EXERCISE TASK: Pick out every line with the word "color" and copy it.

Start

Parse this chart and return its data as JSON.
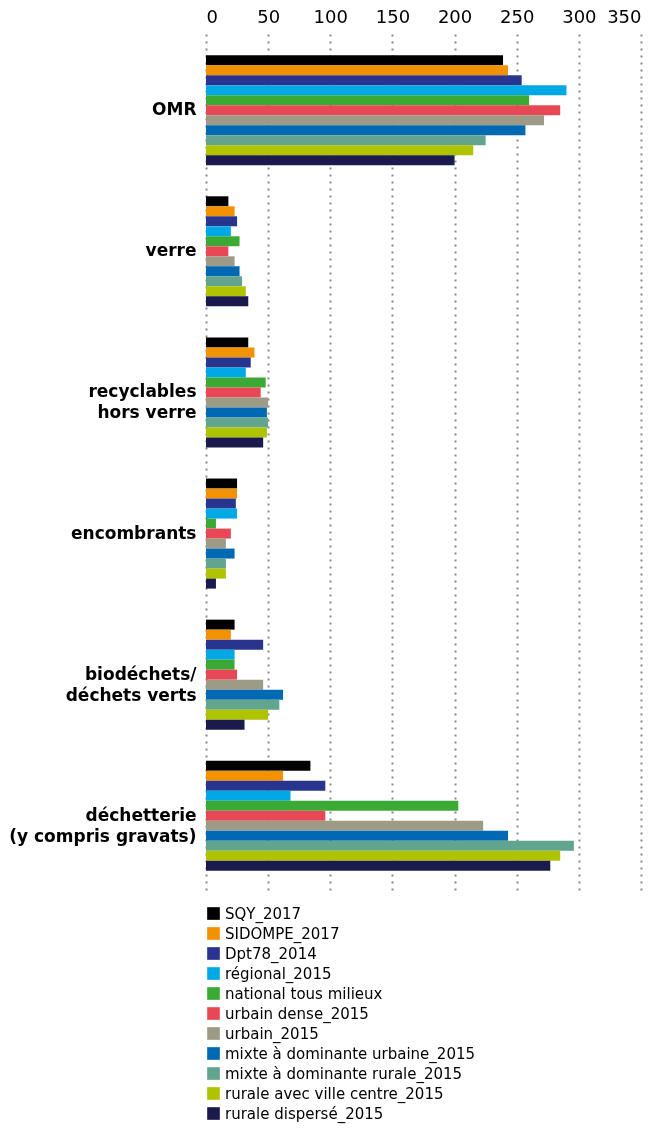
{
  "chart_data": {
    "type": "bar",
    "orientation": "horizontal",
    "categories": [
      "OMR",
      "verre",
      "recyclables\nhors verre",
      "encombrants",
      "biodéchets/\ndéchets verts",
      "déchetterie\n(y compris gravats)"
    ],
    "xlim": [
      0,
      350
    ],
    "xticks": [
      0,
      50,
      100,
      150,
      200,
      250,
      300,
      350
    ],
    "grid": "x",
    "legend": "bottom",
    "series": [
      {
        "name": "SQY_2017",
        "color": "#000000",
        "values": [
          239,
          18,
          34,
          25,
          23,
          84
        ]
      },
      {
        "name": "SIDOMPE_2017",
        "color": "#f39200",
        "values": [
          243,
          23,
          39,
          25,
          20,
          62
        ]
      },
      {
        "name": "Dpt78_2014",
        "color": "#29348e",
        "values": [
          254,
          25,
          36,
          24,
          46,
          96
        ]
      },
      {
        "name": "régional_2015",
        "color": "#00a8e6",
        "values": [
          290,
          20,
          32,
          25,
          23,
          68
        ]
      },
      {
        "name": "national tous milieux",
        "color": "#3aaa35",
        "values": [
          260,
          27,
          48,
          8,
          23,
          203
        ]
      },
      {
        "name": "urbain dense_2015",
        "color": "#e84855",
        "values": [
          285,
          18,
          44,
          20,
          25,
          96
        ]
      },
      {
        "name": "urbain_2015",
        "color": "#9d9a86",
        "values": [
          272,
          23,
          50,
          16,
          46,
          223
        ]
      },
      {
        "name": "mixte à dominante urbaine_2015",
        "color": "#0069b3",
        "values": [
          257,
          27,
          49,
          23,
          62,
          243
        ]
      },
      {
        "name": "mixte à dominante rurale_2015",
        "color": "#62a58e",
        "values": [
          225,
          29,
          50,
          16,
          59,
          296
        ]
      },
      {
        "name": "rurale avec ville centre_2015",
        "color": "#afc300",
        "values": [
          215,
          32,
          49,
          16,
          50,
          285
        ]
      },
      {
        "name": "rurale dispersé_2015",
        "color": "#1b1a4c",
        "values": [
          200,
          34,
          46,
          8,
          31,
          277
        ]
      }
    ]
  }
}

End

RESULT:
        "color": "#000000",
        "color": "#f39200",
        "color": "#29348e",
        "color": "#00a8e6",
        "color": "#3aaa35",
        "color": "#e84855",
        "color": "#9d9a86",
        "color": "#0069b3",
        "color": "#62a58e",
        "color": "#afc300",
        "color": "#1b1a4c",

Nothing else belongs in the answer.